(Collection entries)
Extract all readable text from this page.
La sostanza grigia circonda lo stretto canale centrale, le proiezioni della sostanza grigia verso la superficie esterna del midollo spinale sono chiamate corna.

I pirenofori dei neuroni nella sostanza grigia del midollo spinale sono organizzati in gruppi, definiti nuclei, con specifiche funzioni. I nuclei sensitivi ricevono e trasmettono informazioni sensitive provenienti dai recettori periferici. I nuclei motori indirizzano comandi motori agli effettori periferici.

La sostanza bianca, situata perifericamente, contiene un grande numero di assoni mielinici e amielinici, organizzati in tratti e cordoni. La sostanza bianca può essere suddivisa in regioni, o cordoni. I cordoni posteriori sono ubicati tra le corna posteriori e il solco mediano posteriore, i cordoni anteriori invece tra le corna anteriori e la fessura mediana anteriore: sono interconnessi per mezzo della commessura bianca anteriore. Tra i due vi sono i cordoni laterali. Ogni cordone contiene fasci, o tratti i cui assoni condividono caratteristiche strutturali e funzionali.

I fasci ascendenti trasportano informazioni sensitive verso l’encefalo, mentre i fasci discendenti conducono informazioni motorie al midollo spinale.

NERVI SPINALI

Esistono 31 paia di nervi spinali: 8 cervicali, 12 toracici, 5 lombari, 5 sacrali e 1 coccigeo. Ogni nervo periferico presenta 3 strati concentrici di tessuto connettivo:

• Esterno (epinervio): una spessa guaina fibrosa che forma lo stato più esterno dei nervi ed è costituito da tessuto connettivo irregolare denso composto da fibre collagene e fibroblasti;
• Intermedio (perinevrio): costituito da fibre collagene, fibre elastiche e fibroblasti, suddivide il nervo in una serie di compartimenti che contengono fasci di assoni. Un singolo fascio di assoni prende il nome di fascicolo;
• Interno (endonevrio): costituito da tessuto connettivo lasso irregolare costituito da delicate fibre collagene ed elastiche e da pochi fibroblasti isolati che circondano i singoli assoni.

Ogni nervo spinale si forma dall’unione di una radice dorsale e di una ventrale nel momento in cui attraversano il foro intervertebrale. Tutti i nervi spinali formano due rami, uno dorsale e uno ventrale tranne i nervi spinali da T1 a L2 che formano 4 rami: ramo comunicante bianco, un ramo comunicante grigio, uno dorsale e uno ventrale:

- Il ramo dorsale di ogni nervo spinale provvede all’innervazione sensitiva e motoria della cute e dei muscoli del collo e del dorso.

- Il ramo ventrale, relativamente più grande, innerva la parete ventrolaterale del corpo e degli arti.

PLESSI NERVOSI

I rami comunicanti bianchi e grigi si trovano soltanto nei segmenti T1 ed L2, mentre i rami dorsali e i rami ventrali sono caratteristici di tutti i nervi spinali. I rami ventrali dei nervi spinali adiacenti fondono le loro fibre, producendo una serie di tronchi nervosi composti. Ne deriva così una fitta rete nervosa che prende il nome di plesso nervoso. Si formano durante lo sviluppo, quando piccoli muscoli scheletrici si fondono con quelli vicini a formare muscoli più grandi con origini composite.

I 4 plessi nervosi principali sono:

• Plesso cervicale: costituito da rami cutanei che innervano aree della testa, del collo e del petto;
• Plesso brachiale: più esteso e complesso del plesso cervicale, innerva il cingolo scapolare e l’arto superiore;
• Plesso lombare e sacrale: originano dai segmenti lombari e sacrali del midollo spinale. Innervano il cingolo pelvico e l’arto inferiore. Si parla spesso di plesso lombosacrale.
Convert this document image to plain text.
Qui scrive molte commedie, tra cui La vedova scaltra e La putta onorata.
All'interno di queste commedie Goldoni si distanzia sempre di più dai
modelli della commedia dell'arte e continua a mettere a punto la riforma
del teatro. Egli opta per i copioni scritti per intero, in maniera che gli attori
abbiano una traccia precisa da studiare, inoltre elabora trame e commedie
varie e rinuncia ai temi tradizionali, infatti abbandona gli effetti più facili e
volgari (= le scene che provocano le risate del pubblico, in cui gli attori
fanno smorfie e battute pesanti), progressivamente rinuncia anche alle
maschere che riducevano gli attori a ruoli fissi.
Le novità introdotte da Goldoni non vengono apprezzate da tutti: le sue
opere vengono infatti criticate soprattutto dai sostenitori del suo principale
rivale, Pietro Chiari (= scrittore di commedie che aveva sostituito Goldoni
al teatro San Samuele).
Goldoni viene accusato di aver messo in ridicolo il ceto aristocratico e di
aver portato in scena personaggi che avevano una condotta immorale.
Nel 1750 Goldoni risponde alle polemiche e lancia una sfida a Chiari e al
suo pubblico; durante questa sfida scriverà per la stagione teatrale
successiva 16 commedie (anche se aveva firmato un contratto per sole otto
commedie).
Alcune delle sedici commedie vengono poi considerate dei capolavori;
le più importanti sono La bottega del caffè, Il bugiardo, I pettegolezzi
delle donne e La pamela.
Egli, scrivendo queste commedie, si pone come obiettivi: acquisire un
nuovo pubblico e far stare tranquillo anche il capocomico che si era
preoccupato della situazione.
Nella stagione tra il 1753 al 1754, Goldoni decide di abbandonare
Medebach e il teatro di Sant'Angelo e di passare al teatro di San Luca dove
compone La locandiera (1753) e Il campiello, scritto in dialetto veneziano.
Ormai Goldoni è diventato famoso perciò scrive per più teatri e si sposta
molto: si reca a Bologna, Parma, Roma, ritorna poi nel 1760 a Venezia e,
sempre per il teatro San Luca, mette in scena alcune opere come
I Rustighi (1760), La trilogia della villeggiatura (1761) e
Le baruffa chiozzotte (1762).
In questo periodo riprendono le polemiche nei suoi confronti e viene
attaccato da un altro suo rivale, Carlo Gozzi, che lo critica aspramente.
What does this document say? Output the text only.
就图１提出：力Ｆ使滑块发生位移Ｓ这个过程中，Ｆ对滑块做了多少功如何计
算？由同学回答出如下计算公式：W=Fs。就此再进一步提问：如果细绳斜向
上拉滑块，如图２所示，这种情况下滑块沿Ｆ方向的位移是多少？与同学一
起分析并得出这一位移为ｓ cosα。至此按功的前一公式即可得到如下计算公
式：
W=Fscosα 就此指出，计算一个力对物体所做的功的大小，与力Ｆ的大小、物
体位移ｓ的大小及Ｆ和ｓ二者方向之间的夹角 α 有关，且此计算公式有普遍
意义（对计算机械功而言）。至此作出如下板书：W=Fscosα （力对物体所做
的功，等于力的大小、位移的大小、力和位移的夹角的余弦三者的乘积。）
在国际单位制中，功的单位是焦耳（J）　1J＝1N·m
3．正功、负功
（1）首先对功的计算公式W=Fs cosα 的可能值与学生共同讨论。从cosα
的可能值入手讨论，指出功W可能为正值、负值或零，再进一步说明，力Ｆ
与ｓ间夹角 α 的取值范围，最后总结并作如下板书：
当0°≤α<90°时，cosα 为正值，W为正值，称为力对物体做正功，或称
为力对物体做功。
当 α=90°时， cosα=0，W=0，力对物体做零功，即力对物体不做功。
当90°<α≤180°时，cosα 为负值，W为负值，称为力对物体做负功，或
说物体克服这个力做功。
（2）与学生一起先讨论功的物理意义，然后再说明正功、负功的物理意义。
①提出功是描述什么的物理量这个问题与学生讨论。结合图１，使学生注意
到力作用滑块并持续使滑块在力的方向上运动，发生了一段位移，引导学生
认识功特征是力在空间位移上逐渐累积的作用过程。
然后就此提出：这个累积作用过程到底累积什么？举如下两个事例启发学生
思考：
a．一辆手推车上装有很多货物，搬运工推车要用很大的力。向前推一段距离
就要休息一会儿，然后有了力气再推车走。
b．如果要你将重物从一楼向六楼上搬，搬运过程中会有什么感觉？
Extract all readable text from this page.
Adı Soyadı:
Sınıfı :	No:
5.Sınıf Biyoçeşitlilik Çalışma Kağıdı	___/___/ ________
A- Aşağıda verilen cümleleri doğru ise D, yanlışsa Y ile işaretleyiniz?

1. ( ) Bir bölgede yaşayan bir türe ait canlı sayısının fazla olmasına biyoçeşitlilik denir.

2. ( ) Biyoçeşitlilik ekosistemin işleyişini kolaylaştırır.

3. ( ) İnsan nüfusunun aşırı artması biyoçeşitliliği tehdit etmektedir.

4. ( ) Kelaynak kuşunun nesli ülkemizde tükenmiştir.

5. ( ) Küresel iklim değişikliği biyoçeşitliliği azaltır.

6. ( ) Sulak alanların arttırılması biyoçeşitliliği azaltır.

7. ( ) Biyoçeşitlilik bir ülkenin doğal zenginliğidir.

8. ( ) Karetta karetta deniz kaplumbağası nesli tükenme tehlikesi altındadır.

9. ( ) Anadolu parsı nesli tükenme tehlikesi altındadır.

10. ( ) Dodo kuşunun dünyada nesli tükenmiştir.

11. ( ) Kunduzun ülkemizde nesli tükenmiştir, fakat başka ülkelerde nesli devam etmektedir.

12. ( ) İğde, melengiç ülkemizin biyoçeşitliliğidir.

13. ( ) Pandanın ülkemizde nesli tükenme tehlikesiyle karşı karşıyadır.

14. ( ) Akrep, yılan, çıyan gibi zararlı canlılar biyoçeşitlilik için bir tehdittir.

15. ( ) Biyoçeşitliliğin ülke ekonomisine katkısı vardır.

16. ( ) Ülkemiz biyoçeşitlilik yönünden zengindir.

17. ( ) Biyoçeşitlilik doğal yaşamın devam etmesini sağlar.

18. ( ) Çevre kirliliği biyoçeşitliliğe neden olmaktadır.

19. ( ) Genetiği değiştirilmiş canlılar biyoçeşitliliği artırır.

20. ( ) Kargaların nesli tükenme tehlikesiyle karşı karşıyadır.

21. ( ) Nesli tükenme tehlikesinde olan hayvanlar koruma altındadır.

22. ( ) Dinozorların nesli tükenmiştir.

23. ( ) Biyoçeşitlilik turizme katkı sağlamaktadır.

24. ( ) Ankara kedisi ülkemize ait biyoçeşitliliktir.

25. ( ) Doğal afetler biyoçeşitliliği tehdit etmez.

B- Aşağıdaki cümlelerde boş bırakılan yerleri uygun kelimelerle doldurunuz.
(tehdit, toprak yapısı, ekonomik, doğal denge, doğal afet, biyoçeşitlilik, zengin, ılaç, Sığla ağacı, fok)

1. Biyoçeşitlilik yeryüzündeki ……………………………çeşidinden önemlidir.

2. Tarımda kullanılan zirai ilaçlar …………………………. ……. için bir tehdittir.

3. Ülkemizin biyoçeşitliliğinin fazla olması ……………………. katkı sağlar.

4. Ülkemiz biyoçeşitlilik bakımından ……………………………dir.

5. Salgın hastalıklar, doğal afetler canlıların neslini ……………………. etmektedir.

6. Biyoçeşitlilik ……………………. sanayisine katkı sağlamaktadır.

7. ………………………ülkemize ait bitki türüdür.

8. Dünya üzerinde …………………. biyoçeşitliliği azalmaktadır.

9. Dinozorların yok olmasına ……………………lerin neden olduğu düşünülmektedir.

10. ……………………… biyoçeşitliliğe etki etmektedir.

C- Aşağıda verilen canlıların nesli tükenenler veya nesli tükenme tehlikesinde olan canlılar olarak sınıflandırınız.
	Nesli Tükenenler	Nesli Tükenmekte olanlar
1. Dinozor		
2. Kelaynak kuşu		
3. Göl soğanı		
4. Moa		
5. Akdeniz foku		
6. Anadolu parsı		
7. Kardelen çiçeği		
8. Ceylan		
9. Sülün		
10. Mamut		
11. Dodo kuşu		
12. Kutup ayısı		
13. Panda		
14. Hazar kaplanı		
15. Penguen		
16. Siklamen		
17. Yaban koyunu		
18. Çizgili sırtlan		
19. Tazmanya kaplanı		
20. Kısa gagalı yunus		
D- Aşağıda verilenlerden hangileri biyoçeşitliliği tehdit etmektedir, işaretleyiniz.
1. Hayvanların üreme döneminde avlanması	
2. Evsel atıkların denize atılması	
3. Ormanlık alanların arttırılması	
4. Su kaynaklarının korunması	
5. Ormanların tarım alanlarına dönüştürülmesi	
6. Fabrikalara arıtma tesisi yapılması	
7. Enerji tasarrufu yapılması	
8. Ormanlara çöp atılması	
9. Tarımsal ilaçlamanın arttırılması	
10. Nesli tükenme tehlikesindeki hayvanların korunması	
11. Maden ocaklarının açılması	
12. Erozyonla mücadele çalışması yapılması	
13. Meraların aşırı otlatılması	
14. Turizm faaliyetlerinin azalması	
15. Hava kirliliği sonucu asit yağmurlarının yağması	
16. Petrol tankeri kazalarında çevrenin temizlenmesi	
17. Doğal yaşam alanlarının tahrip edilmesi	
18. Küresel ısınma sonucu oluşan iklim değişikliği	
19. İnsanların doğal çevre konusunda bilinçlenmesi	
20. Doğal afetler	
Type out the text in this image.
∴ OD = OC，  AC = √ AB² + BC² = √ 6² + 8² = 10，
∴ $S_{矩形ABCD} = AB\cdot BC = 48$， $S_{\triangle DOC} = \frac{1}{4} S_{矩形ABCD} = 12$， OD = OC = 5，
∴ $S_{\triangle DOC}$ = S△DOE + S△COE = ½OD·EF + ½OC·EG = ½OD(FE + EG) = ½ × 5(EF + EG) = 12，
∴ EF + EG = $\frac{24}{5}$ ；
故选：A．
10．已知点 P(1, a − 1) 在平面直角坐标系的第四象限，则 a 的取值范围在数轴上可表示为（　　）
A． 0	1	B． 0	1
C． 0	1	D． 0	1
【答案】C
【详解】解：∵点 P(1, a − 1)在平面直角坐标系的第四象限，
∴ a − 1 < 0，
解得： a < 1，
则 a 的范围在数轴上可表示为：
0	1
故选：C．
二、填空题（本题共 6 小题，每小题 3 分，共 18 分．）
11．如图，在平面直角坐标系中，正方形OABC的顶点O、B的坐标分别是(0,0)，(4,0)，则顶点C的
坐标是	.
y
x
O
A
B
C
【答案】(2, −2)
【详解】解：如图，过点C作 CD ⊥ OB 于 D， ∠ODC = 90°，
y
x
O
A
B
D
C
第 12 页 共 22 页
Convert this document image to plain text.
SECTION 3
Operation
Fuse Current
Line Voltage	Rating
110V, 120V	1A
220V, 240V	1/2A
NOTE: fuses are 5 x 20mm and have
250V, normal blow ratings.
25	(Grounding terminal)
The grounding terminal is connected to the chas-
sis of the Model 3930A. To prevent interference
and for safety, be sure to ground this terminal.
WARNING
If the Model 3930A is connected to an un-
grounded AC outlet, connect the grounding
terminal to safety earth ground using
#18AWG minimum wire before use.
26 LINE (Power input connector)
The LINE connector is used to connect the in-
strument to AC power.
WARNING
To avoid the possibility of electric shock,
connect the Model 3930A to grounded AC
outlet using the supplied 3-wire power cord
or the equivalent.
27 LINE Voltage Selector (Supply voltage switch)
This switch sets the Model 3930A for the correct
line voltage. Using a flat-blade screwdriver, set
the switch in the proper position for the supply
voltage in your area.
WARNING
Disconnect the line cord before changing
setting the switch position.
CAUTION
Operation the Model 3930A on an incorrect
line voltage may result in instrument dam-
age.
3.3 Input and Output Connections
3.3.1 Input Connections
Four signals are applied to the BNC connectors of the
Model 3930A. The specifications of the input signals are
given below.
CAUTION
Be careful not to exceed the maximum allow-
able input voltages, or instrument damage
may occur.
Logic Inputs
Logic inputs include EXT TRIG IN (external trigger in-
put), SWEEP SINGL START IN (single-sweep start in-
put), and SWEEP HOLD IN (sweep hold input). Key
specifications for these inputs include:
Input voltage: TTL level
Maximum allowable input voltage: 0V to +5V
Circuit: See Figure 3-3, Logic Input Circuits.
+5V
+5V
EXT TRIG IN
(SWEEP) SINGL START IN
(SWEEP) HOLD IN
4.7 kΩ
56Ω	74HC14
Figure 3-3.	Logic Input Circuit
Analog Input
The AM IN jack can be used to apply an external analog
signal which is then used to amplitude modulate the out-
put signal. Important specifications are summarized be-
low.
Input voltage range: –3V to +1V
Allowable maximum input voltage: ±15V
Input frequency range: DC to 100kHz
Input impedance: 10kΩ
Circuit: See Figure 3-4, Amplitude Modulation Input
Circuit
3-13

→ GIVEN EXERCISE
In the entries above, locate every line with the word "commedie" and copy it.

→ EXERCISE OUTPUT
Qui scrive molte commedie, tra cui La vedova scaltra e La putta onorata.
All'interno di queste commedie Goldoni si distanzia sempre di più dai
abbiano una traccia precisa da studiare, inoltre elabora trame e commedie
rivale, Pietro Chiari (= scrittore di commedie che aveva sostituito Goldoni
successiva 16 commedie (anche se aveva firmato un contratto per sole otto
commedie).
Alcune delle sedici commedie vengono poi considerate dei capolavori;
Egli, scrivendo queste commedie, si pone come obiettivi: acquisire un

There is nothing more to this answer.